■ **TASK STATEMENT**: Go through the data below. Pull out every line that has the word "this".

■ **PROVIDED DATA**:
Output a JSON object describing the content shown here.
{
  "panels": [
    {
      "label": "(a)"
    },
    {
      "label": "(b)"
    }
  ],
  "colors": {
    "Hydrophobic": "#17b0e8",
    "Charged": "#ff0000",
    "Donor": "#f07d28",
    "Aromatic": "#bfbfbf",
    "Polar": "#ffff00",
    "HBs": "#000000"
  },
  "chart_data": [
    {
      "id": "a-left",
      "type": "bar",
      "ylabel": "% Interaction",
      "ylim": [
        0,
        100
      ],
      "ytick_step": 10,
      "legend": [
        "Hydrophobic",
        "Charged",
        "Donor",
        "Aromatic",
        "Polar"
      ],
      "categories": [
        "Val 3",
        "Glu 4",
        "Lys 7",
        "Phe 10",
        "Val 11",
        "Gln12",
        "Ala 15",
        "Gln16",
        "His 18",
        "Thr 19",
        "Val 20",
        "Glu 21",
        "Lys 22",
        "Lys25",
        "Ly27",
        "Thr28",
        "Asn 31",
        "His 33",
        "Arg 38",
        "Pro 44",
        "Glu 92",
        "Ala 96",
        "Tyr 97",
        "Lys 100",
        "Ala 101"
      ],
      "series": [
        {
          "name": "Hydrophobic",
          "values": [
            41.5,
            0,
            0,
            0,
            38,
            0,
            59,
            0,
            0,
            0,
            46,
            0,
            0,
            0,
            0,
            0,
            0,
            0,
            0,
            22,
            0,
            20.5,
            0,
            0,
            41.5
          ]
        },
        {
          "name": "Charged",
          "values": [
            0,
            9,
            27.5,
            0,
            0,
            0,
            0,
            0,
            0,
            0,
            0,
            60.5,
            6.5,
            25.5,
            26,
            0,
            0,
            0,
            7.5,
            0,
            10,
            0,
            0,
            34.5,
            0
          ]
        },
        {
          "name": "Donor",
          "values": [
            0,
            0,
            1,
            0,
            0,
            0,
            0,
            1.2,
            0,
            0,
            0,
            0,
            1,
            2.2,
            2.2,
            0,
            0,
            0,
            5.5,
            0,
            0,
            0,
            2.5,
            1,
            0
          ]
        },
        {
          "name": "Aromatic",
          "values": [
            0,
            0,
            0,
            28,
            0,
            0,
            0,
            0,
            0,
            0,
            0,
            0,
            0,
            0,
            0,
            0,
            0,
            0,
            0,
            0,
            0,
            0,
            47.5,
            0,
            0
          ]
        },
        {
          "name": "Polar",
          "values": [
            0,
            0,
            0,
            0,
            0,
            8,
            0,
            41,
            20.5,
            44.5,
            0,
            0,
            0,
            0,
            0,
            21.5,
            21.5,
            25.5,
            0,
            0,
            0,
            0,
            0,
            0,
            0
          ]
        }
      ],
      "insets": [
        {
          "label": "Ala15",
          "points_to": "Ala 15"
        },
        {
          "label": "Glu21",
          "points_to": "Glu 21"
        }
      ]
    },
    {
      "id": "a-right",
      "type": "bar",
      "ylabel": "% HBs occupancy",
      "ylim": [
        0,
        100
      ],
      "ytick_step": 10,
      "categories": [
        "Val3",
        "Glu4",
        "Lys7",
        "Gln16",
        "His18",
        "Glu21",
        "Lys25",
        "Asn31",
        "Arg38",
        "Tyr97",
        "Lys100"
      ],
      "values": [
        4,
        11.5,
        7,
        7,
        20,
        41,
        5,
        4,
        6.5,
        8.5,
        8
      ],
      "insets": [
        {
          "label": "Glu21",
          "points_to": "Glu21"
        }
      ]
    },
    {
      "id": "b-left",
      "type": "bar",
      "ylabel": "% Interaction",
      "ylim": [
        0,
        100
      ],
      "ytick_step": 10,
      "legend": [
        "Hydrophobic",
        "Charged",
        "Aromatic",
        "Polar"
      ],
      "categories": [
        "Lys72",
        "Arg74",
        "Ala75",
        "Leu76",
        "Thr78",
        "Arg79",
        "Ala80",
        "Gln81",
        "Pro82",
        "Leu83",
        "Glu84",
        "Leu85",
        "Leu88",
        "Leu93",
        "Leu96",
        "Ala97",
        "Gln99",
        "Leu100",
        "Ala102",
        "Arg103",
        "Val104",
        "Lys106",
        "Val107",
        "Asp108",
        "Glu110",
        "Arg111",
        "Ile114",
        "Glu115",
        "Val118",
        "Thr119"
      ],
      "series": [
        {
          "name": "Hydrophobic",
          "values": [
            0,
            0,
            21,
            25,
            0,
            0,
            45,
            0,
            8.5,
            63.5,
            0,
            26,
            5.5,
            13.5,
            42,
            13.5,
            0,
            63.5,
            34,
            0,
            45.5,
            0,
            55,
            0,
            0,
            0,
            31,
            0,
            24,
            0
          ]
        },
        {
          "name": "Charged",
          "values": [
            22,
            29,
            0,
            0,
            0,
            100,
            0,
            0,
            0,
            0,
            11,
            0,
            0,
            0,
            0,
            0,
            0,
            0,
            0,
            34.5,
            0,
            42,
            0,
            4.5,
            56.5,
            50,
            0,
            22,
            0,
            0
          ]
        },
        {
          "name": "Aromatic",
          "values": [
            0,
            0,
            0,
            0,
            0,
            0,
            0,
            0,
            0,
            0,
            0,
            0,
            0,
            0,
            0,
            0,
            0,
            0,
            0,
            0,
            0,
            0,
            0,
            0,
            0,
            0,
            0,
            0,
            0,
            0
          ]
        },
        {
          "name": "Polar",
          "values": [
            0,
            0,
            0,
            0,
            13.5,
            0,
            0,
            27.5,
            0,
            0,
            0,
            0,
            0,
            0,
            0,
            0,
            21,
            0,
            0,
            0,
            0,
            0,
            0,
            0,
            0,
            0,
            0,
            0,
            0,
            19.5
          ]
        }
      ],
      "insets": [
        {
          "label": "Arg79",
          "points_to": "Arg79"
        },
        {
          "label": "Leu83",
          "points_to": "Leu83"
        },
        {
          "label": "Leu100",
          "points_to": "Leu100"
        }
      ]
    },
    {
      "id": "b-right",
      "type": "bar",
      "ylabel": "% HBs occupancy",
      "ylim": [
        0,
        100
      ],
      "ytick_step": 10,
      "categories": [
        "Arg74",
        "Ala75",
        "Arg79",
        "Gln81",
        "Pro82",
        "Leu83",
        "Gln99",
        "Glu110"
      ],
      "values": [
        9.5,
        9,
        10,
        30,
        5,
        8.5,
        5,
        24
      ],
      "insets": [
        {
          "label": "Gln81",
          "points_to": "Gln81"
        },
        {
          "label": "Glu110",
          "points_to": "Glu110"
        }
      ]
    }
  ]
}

--

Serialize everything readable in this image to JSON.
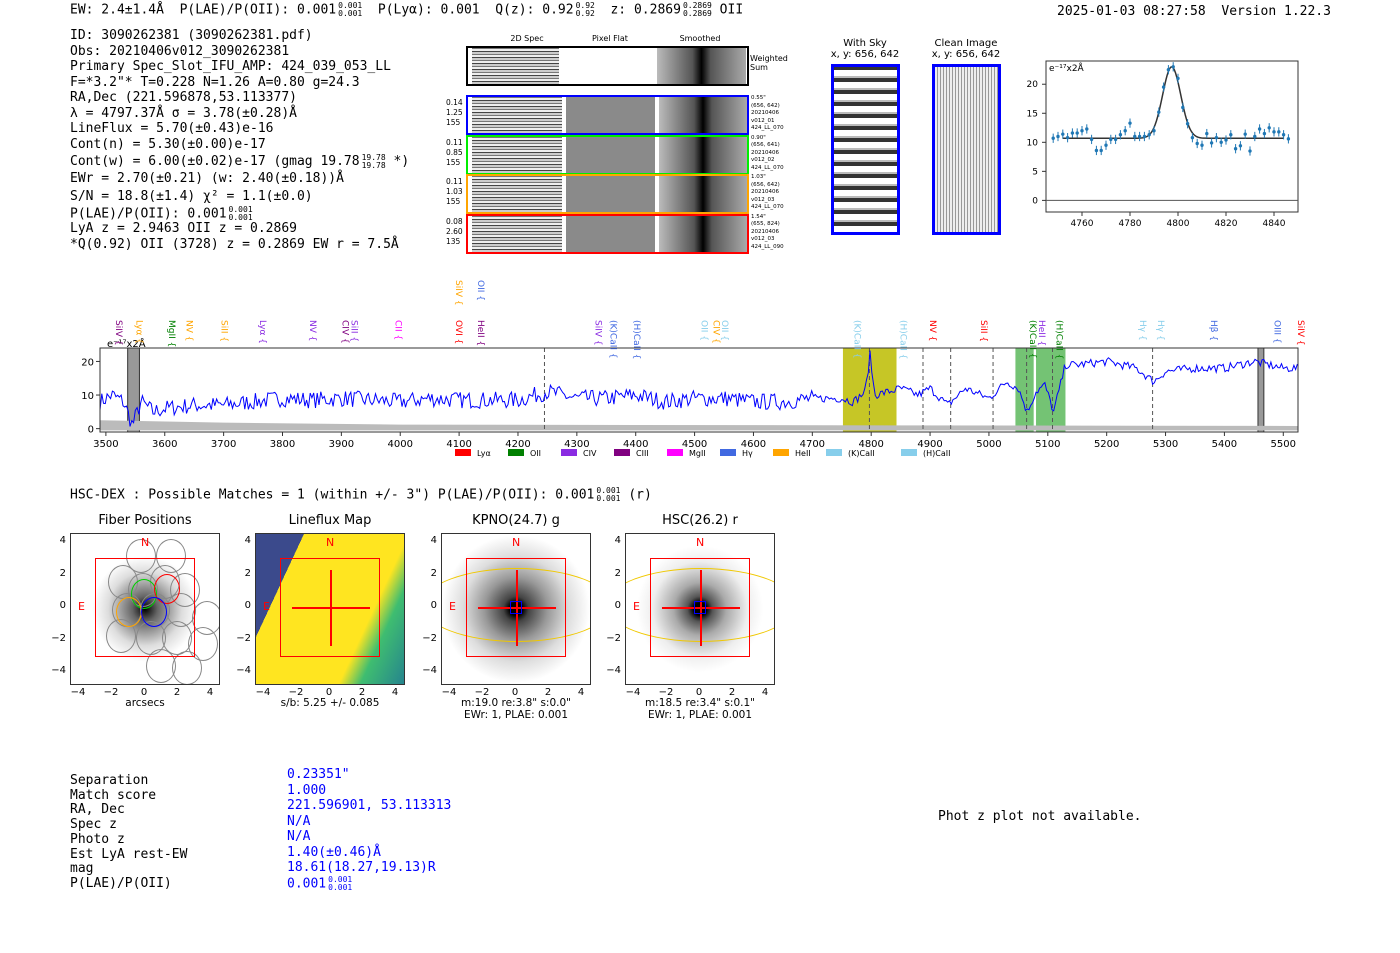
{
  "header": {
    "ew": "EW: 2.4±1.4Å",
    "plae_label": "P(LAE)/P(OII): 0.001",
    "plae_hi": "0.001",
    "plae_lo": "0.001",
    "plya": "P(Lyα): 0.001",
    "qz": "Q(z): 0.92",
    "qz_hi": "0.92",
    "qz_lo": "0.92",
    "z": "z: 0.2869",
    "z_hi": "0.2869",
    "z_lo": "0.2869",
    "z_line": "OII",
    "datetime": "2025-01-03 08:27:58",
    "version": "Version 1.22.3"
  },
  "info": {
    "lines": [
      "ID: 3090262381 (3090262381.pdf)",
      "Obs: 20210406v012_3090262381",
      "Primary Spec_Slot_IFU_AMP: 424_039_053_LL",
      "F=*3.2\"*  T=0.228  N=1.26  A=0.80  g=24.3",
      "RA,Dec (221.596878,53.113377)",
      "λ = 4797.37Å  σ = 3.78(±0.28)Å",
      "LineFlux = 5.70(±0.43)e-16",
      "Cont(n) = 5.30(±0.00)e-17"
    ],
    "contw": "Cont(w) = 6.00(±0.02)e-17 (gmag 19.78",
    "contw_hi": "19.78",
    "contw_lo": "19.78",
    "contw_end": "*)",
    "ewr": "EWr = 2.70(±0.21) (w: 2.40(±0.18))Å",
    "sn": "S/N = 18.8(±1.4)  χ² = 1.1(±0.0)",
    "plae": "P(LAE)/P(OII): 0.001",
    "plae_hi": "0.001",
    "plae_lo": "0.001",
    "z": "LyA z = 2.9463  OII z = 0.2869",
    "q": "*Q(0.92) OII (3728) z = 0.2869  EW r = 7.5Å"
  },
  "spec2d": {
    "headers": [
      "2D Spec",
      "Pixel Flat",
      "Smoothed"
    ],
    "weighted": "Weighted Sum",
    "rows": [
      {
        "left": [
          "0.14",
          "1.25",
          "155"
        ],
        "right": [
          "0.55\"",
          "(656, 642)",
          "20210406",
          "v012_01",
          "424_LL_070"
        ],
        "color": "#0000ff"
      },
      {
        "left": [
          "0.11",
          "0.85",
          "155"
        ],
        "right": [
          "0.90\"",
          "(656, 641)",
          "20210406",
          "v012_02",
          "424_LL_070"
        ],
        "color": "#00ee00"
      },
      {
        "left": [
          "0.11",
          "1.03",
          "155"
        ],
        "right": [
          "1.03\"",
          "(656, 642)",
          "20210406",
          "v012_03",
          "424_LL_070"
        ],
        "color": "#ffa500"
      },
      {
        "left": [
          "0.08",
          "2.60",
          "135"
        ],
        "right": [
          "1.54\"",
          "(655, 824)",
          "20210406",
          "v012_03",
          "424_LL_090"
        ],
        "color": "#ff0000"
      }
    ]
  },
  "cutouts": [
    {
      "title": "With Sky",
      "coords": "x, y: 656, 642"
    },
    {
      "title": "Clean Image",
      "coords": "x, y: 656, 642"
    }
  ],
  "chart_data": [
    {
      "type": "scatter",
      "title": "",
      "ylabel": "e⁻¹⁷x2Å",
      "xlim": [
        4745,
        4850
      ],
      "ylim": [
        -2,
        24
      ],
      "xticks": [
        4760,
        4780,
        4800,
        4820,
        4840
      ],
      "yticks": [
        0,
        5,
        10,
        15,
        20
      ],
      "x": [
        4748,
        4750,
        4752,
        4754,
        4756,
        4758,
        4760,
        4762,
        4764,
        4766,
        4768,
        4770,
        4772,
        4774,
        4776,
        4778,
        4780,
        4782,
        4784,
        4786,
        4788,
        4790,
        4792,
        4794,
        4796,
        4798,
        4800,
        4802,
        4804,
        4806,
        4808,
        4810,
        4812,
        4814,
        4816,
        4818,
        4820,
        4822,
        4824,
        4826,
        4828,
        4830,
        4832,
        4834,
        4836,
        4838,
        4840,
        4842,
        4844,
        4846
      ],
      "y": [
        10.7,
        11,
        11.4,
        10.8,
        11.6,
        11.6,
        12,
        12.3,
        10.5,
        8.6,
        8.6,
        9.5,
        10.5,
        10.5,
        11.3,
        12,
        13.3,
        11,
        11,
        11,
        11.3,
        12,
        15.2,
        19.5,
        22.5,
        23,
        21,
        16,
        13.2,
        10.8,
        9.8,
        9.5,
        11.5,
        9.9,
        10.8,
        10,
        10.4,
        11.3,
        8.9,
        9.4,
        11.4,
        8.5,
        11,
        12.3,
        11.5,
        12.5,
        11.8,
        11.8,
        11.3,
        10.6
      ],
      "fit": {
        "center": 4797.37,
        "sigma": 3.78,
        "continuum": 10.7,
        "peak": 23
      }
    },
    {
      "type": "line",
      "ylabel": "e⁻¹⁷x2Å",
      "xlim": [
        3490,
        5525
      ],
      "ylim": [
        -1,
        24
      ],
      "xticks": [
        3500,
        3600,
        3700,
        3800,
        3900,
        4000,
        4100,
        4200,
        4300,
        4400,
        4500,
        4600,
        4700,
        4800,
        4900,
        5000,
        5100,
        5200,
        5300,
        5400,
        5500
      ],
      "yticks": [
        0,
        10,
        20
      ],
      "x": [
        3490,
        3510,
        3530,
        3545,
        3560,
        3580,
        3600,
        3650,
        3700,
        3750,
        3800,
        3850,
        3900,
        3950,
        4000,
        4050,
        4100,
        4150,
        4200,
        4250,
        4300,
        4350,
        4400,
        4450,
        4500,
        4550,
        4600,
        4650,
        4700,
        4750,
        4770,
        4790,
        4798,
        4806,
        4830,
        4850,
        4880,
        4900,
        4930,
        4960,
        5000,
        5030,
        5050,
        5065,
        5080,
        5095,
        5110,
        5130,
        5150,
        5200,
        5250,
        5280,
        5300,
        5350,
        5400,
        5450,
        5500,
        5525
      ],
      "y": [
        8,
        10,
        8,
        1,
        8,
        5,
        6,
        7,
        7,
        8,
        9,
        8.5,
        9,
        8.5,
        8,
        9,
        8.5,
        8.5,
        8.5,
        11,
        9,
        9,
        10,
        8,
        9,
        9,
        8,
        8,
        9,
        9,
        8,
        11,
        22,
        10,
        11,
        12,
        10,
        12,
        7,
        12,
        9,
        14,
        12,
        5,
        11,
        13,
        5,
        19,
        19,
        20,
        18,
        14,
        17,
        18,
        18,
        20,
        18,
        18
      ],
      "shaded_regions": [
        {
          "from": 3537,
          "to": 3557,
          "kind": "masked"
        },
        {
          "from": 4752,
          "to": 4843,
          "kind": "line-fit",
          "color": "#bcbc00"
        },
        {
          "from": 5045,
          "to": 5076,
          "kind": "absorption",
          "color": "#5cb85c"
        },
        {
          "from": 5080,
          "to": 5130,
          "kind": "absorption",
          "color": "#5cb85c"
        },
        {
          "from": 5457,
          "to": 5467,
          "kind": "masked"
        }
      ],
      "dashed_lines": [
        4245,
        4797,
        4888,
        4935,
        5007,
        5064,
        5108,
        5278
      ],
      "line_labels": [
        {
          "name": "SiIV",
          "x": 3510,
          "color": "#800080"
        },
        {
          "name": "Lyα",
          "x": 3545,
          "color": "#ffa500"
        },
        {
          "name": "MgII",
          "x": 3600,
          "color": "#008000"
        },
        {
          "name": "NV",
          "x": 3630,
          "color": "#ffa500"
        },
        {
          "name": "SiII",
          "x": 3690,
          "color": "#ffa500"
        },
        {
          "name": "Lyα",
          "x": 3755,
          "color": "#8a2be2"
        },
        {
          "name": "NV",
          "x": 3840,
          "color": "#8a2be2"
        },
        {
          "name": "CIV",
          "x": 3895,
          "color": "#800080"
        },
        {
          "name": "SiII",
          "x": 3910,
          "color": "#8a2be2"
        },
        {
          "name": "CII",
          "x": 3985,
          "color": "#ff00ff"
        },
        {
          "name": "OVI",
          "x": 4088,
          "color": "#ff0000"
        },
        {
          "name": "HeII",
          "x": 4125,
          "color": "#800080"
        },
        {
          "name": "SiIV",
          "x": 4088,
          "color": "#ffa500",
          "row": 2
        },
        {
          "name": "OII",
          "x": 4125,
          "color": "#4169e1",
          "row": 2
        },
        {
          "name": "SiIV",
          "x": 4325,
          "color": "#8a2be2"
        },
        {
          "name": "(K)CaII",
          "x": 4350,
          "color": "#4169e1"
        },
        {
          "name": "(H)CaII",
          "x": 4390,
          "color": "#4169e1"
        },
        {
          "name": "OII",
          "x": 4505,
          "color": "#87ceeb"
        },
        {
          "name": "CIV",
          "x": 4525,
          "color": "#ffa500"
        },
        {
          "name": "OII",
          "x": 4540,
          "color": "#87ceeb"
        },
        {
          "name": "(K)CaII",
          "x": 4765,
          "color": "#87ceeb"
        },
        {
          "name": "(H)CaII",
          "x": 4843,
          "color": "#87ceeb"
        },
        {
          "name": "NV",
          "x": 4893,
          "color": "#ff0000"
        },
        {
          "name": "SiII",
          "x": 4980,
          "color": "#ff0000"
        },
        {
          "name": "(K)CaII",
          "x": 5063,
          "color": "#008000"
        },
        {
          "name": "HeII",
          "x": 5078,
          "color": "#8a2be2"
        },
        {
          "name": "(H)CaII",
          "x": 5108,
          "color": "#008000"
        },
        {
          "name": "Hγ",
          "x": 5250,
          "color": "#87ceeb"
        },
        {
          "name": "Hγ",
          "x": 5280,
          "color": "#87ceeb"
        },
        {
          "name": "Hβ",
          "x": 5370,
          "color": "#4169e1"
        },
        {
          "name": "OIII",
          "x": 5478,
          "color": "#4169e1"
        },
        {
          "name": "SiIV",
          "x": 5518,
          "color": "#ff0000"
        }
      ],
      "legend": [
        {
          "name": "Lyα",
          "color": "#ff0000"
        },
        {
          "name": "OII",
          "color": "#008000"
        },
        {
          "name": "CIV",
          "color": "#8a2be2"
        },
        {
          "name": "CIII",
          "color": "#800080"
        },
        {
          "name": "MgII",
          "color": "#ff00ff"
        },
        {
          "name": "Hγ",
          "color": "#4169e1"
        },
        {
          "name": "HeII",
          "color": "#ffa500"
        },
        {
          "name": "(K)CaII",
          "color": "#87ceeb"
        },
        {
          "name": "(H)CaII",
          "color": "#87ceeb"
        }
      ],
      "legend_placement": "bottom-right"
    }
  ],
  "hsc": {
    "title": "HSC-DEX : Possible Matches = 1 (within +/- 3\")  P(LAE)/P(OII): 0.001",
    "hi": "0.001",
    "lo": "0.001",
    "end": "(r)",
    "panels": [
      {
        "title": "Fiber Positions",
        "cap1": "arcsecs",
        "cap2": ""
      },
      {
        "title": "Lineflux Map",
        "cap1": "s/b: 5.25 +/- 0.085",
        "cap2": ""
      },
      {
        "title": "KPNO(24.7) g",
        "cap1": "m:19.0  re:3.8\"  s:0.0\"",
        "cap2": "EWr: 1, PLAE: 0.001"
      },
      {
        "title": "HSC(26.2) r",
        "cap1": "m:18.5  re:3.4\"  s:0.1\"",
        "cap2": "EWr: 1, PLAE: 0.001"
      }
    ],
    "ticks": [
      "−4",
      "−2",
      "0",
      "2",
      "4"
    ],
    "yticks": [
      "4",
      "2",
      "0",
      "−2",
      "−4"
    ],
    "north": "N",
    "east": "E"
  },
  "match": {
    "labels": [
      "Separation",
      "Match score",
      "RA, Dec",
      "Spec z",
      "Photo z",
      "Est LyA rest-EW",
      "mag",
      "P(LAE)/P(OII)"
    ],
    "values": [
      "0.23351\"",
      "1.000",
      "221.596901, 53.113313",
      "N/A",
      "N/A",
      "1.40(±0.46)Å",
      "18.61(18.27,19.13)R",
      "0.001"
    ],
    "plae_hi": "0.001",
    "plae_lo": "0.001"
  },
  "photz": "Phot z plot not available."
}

--

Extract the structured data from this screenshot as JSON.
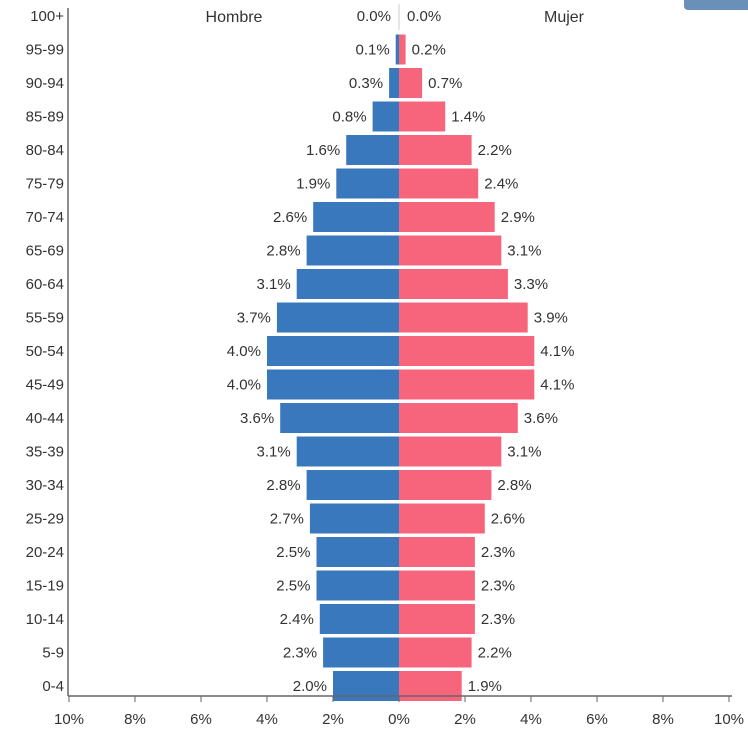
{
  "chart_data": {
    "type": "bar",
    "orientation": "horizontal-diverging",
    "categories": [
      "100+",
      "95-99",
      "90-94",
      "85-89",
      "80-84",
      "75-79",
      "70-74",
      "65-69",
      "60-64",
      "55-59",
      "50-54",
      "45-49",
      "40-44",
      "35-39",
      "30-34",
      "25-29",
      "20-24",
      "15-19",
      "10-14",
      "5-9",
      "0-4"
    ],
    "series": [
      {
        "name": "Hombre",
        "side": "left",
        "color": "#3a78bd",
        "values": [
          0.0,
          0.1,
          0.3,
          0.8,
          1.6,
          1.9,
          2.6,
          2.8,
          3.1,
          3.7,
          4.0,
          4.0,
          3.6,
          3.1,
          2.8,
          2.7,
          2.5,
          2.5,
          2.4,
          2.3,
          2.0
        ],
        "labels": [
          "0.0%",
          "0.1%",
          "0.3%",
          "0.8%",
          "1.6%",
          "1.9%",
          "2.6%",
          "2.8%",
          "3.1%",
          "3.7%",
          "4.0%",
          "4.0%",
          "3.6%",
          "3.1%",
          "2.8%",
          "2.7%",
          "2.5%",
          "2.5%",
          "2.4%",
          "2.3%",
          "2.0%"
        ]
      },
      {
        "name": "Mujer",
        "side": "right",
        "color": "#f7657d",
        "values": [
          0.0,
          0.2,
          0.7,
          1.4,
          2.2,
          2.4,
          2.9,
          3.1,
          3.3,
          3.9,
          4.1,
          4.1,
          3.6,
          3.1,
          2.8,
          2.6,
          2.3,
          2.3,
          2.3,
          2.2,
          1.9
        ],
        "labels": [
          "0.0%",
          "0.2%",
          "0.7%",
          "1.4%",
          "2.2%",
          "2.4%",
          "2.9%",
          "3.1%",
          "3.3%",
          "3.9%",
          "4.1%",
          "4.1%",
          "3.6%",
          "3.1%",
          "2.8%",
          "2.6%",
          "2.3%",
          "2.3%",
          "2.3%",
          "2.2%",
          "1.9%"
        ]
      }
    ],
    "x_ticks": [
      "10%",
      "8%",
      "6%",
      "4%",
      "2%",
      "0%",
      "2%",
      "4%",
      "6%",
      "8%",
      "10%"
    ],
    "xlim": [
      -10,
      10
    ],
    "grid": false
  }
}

■ **EXPECTED OUTPUT**:
Serialize everything readable in this image to JSON.
Extract the structured data from this screenshot as JSON.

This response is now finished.